Exercise details:
Extract all lines that hold "this" from the records below.

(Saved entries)
== == ==

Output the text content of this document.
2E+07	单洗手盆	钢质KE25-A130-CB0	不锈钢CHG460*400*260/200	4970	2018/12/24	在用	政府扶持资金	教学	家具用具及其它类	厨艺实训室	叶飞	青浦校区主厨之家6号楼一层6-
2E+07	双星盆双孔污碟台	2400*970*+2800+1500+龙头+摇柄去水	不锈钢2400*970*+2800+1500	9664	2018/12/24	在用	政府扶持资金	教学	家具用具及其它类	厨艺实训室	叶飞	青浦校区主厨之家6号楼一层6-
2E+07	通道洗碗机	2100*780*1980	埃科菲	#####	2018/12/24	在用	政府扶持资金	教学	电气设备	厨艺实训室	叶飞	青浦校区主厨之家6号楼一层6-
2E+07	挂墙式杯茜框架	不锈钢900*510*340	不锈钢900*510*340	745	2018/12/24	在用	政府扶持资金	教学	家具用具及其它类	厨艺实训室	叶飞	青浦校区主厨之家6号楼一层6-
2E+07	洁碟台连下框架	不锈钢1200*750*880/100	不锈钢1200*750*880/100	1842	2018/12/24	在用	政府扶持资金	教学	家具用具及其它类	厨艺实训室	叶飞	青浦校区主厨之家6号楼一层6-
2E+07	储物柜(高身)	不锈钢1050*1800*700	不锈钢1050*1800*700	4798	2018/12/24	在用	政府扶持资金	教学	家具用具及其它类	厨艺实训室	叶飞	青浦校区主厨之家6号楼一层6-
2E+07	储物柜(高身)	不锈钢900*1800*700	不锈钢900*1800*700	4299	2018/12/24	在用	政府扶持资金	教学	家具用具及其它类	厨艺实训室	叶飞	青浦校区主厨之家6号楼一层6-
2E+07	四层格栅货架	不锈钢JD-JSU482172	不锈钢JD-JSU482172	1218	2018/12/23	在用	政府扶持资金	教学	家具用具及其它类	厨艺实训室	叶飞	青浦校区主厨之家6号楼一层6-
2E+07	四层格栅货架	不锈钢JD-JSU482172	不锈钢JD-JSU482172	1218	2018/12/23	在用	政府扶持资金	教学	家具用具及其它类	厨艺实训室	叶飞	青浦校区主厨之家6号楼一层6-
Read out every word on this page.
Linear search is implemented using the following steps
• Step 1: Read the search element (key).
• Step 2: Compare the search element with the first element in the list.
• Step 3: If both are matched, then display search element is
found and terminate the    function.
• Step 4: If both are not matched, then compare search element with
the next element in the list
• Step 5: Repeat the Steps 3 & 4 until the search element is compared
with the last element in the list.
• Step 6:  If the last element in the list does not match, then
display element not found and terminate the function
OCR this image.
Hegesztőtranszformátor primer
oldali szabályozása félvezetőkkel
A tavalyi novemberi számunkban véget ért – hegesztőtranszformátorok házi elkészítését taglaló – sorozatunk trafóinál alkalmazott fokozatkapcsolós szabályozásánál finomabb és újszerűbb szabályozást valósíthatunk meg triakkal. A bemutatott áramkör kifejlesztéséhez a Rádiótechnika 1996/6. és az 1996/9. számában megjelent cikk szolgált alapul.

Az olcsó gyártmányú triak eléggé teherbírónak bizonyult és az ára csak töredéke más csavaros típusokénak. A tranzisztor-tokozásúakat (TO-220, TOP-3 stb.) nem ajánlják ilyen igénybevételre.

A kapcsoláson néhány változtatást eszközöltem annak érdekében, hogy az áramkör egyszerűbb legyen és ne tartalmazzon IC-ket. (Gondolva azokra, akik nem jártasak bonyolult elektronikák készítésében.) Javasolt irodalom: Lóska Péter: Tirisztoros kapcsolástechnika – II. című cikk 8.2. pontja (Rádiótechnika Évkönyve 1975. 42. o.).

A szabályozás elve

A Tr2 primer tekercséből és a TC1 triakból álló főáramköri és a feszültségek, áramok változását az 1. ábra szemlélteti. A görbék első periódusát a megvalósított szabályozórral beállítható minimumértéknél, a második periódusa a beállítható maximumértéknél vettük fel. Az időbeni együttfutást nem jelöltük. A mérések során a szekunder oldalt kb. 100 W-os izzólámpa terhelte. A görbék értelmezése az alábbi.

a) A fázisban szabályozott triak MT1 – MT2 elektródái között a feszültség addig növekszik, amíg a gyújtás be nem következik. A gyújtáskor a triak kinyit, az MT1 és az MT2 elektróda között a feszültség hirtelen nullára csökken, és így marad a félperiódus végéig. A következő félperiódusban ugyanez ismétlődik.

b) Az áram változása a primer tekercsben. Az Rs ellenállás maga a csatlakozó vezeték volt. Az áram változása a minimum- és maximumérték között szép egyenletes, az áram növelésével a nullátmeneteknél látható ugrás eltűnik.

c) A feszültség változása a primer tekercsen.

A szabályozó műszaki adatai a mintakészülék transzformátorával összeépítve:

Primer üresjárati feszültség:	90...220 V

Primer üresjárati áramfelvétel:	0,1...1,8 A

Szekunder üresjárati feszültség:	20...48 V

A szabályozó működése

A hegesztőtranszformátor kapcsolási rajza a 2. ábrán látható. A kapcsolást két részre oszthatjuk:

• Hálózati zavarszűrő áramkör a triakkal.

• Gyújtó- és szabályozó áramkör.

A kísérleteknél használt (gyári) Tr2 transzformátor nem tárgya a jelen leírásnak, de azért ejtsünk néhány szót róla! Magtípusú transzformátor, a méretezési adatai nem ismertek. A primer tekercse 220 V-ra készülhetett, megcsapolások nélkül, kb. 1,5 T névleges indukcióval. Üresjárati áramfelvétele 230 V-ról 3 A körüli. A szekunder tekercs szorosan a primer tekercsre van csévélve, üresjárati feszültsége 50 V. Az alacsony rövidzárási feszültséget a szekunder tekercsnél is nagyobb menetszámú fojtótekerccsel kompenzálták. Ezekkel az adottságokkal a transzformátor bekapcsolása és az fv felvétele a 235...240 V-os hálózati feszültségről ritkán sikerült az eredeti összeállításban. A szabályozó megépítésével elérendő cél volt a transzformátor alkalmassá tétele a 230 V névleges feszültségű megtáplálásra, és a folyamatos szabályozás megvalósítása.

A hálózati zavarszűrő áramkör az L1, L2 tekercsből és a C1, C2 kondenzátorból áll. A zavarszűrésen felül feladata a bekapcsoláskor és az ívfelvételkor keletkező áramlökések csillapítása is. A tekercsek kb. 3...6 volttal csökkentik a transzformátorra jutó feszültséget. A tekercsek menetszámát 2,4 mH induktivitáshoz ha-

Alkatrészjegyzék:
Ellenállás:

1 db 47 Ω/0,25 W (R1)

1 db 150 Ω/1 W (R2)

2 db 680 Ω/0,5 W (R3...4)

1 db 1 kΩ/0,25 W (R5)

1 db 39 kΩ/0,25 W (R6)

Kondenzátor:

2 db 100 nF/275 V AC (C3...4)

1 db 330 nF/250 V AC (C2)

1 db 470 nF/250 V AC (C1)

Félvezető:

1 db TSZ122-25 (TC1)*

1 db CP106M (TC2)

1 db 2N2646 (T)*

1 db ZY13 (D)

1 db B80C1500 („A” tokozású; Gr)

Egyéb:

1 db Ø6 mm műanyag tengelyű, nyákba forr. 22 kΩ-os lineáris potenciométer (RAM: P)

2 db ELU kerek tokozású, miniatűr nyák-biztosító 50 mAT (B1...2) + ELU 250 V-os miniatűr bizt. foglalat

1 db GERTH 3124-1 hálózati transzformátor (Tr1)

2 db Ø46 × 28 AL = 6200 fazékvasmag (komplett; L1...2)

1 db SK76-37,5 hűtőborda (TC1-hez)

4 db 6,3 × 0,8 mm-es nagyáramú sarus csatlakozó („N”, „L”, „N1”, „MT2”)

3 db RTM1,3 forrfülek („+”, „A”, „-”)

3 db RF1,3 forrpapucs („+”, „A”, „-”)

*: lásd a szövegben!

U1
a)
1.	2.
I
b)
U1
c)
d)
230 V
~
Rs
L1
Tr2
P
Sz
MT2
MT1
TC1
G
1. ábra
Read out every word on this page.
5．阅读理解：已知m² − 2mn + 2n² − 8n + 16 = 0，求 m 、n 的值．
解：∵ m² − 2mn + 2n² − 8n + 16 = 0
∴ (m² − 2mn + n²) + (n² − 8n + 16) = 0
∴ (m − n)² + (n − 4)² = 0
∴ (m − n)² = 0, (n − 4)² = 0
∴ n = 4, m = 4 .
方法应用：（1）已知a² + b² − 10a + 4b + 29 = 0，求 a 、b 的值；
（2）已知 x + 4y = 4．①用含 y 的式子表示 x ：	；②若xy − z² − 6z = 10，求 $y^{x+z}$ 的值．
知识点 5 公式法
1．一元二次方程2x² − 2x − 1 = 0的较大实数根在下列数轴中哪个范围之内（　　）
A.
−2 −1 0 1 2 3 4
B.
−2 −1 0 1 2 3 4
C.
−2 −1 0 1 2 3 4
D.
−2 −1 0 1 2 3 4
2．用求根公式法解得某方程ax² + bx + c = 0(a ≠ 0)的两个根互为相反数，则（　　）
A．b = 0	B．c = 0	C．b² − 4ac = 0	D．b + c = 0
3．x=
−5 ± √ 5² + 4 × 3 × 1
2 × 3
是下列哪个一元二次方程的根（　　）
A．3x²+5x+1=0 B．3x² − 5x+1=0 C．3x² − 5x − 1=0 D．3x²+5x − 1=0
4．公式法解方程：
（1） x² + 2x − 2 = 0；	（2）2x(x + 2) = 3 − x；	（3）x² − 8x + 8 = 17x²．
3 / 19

== == ==

Written answer:
Output the text content of this document.
Read out every word on this page.
OCR this image.
Read out every word on this page.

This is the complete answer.